Extract each line containing the string "Dollar".

Stored entries:
======

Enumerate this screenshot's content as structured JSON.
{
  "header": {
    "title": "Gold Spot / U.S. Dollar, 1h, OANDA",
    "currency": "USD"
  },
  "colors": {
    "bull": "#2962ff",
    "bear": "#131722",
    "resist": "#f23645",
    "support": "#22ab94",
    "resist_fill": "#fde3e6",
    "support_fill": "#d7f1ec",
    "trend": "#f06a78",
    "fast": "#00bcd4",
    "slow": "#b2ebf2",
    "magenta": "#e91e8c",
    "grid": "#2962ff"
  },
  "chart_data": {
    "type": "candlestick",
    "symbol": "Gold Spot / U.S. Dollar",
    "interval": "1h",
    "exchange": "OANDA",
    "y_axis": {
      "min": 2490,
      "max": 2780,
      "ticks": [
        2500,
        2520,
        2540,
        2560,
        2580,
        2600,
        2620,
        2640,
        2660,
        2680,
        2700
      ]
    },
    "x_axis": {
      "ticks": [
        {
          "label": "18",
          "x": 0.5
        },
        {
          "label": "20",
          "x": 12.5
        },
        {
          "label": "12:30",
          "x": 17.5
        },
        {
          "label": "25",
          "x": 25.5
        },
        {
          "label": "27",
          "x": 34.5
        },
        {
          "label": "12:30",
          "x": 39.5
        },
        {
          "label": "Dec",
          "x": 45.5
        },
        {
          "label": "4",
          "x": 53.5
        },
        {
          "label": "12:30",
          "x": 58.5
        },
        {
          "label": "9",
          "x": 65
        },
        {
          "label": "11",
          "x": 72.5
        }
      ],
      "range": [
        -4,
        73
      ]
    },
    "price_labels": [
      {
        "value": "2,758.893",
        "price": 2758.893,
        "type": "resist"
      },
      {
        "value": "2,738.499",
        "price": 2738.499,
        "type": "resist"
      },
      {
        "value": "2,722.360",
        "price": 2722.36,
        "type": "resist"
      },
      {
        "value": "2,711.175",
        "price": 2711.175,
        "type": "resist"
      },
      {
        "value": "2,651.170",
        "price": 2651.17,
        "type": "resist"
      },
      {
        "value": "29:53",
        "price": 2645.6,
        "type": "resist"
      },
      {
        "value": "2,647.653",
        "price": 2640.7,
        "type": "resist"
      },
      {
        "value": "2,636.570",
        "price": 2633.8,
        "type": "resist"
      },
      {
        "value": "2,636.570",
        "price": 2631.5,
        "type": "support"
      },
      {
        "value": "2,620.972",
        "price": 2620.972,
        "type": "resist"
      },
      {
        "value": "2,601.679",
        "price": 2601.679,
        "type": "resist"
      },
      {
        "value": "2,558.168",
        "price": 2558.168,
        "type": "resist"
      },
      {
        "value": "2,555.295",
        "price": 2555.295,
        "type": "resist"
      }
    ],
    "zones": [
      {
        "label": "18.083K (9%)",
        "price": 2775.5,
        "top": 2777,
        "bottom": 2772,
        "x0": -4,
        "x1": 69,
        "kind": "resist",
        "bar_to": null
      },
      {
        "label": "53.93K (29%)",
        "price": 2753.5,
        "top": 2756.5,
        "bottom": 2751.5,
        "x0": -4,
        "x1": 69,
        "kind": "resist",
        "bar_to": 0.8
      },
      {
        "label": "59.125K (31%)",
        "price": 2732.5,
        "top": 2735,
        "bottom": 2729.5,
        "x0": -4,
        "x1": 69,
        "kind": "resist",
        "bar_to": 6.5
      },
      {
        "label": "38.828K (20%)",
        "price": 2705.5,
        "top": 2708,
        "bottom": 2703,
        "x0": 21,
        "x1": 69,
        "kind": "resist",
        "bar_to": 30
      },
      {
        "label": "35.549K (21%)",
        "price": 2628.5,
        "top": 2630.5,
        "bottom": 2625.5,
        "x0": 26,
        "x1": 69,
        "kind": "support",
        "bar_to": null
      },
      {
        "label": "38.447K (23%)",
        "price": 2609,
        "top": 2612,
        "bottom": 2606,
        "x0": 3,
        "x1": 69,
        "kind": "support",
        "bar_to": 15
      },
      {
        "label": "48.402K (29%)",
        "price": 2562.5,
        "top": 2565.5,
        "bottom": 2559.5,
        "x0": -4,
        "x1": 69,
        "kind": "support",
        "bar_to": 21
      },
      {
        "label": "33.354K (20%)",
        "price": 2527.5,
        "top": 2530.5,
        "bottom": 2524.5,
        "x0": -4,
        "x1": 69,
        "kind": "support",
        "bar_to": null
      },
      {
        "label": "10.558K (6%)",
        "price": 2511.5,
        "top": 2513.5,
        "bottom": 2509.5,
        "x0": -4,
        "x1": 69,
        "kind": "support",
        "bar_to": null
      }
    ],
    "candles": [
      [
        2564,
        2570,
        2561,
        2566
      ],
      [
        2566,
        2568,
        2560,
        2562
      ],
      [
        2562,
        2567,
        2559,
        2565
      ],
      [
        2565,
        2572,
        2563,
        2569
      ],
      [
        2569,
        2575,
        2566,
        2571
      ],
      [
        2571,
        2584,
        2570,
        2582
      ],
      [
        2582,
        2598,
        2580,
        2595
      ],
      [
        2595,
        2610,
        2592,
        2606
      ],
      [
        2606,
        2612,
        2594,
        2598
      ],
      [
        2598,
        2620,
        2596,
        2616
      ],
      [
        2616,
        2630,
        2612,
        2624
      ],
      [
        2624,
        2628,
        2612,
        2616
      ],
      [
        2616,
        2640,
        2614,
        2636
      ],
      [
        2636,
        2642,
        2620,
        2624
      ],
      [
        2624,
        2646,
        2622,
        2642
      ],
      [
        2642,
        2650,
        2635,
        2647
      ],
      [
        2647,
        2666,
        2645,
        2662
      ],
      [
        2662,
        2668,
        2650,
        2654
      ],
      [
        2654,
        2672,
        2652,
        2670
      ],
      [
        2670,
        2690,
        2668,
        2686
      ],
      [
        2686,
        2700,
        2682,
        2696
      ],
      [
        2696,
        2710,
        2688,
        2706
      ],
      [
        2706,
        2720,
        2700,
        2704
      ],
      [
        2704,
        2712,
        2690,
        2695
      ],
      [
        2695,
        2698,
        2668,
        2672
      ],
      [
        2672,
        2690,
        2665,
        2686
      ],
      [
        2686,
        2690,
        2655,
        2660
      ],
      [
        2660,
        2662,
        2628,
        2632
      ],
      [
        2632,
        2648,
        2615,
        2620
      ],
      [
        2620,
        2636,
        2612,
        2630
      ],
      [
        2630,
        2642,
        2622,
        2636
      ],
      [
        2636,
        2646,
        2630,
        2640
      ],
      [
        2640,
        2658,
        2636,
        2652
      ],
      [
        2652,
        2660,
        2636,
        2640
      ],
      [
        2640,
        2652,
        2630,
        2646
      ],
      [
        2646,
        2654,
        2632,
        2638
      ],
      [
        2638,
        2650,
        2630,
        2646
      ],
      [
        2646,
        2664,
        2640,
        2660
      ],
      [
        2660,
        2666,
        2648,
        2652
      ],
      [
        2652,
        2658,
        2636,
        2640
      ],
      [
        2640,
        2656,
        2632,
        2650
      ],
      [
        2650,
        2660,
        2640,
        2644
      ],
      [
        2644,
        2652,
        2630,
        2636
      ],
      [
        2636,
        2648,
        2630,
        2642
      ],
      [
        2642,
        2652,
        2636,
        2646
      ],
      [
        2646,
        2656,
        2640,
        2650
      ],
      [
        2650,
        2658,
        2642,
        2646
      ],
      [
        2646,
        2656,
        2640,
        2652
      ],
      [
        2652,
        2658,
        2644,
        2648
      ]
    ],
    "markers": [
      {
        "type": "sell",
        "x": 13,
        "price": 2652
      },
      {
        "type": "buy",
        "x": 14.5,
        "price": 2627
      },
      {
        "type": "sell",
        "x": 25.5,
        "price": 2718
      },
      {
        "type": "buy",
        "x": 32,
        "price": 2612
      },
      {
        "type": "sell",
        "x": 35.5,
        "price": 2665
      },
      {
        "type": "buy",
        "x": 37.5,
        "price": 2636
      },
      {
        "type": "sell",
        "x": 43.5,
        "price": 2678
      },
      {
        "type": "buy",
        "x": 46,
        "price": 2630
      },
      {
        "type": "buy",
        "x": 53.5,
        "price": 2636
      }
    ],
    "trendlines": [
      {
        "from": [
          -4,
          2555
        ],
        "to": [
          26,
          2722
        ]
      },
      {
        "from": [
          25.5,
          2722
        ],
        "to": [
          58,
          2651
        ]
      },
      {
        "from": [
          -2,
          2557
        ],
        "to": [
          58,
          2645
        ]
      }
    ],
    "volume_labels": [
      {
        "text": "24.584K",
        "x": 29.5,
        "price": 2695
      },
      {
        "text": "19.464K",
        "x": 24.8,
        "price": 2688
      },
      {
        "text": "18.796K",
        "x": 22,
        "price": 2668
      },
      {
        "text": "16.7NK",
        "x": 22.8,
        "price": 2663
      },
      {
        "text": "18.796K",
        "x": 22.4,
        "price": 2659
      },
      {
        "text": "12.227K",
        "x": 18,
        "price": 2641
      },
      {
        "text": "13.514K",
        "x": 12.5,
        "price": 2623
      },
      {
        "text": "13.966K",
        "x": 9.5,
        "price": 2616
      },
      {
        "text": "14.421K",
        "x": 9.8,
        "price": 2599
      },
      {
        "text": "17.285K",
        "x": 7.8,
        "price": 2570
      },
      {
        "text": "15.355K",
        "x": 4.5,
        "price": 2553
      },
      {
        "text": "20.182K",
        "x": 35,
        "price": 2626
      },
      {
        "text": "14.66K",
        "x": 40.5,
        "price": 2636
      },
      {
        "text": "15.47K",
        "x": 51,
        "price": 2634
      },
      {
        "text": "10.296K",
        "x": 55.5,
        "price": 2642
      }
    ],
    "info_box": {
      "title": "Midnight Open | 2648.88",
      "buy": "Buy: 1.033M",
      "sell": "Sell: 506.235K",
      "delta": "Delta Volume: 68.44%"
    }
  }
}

======

▸ **RESULT OF THIS EXERCISE**
    "title": "Gold Spot / U.S. Dollar, 1h, OANDA",
    "symbol": "Gold Spot / U.S. Dollar",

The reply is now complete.